WHAT TO PRODUCE: Comb through the entries for "Perez" and pull out each line that holds it.
····················
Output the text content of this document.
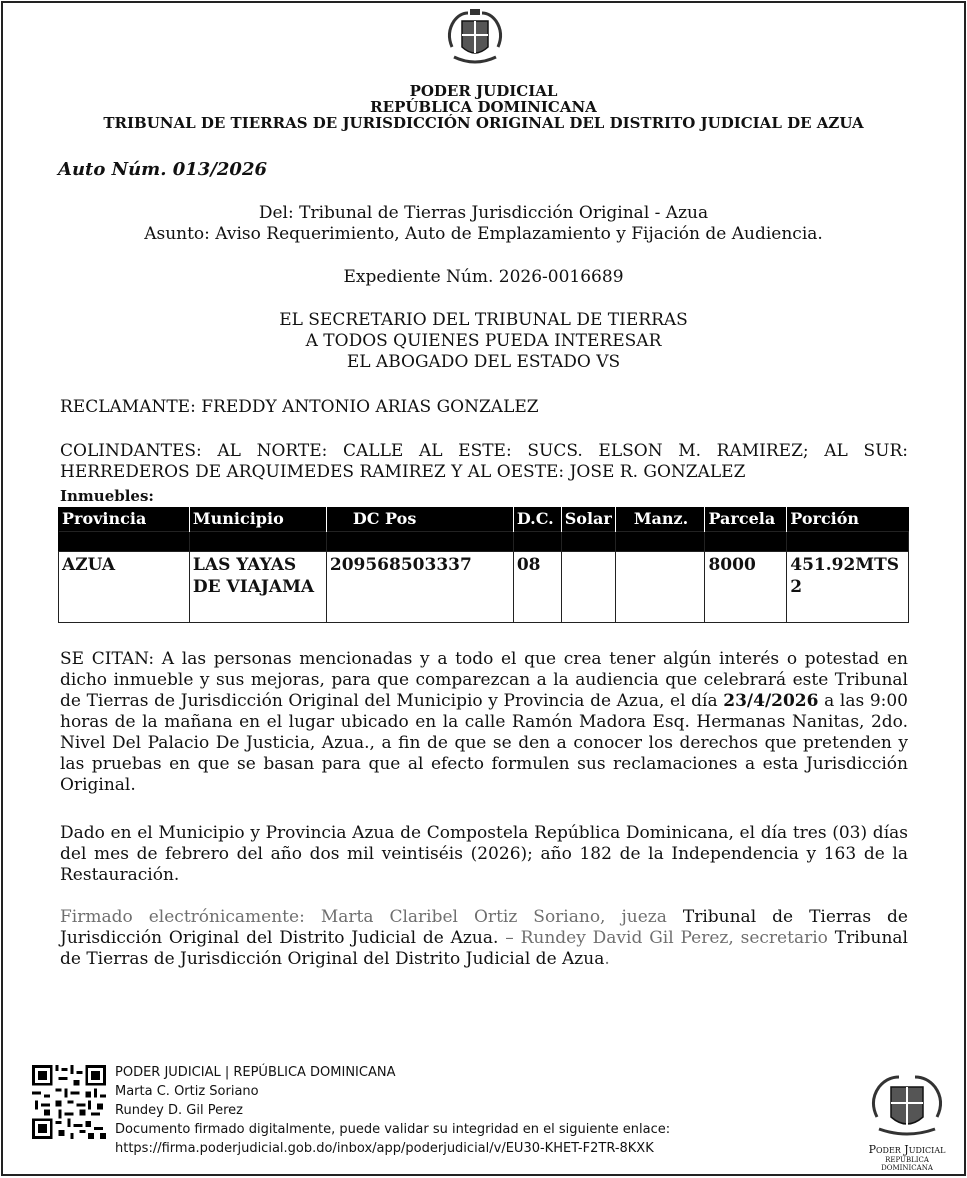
PODER JUDICIAL
REPÚBLICA DOMINICANA
TRIBUNAL DE TIERRAS DE JURISDICCIÓN ORIGINAL DEL DISTRITO JUDICIAL DE AZUA
Auto Núm. 013/2026
Del: Tribunal de Tierras Jurisdicción Original - Azua
Asunto: Aviso Requerimiento, Auto de Emplazamiento y Fijación de Audiencia.
Expediente Núm. 2026-0016689
EL SECRETARIO DEL TRIBUNAL DE TIERRAS
A TODOS QUIENES PUEDA INTERESAR
EL ABOGADO DEL ESTADO VS
RECLAMANTE: FREDDY ANTONIO ARIAS GONZALEZ
COLINDANTES: AL NORTE: CALLE AL ESTE: SUCS. ELSON M. RAMIREZ; AL SUR: HERREDEROS DE ARQUIMEDES RAMIREZ Y AL OESTE: JOSE R. GONZALEZ
Inmuebles:
Provincia	Municipio	DC Pos	D.C.	Solar	Manz.	Parcela	Porción

AZUA	LAS YAYAS DE VIAJAMA	209568503337	08			8000	451.92MTS2
SE CITAN: A las personas mencionadas y a todo el que crea tener algún interés o potestad en dicho inmueble y sus mejoras, para que comparezcan a la audiencia que celebrará este Tribunal de Tierras de Jurisdicción Original del Municipio y Provincia de Azua, el día 23/4/2026 a las 9:00 horas de la mañana en el lugar ubicado en la calle Ramón Madora Esq. Hermanas Nanitas, 2do. Nivel Del Palacio De Justicia, Azua., a fin de que se den a conocer los derechos que pretenden y las pruebas en que se basan para que al efecto formulen sus reclamaciones a esta Jurisdicción Original.
Dado en el Municipio y Provincia Azua de Compostela República Dominicana, el día tres (03) días del mes de febrero del año dos mil veintiséis (2026); año 182 de la Independencia y 163 de la Restauración.
Firmado electrónicamente: Marta Claribel Ortiz Soriano, jueza Tribunal de Tierras de Jurisdicción Original del Distrito Judicial de Azua. – Rundey David Gil Perez, secretario Tribunal de Tierras de Jurisdicción Original del Distrito Judicial de Azua.
PODER JUDICIAL | REPÚBLICA DOMINICANA
Marta C. Ortiz Soriano
Rundey D. Gil Perez
Documento firmado digitalmente, puede validar su integridad en el siguiente enlace:
https://firma.poderjudicial.gob.do/inbox/app/poderjudicial/v/EU30-KHET-F2TR-8KXK	Poder Judicial
REPÚBLICA DOMINICANA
····················
EXERCISE RESPONSE:
Firmado electrónicamente: Marta Claribel Ortiz Soriano, jueza Tribunal de Tierras de Jurisdicción Original del Distrito Judicial de Azua. – Rundey David Gil Perez, secretario Tribunal de Tierras de Jurisdicción Original del Distrito Judicial de Azua.
Rundey D. Gil Perez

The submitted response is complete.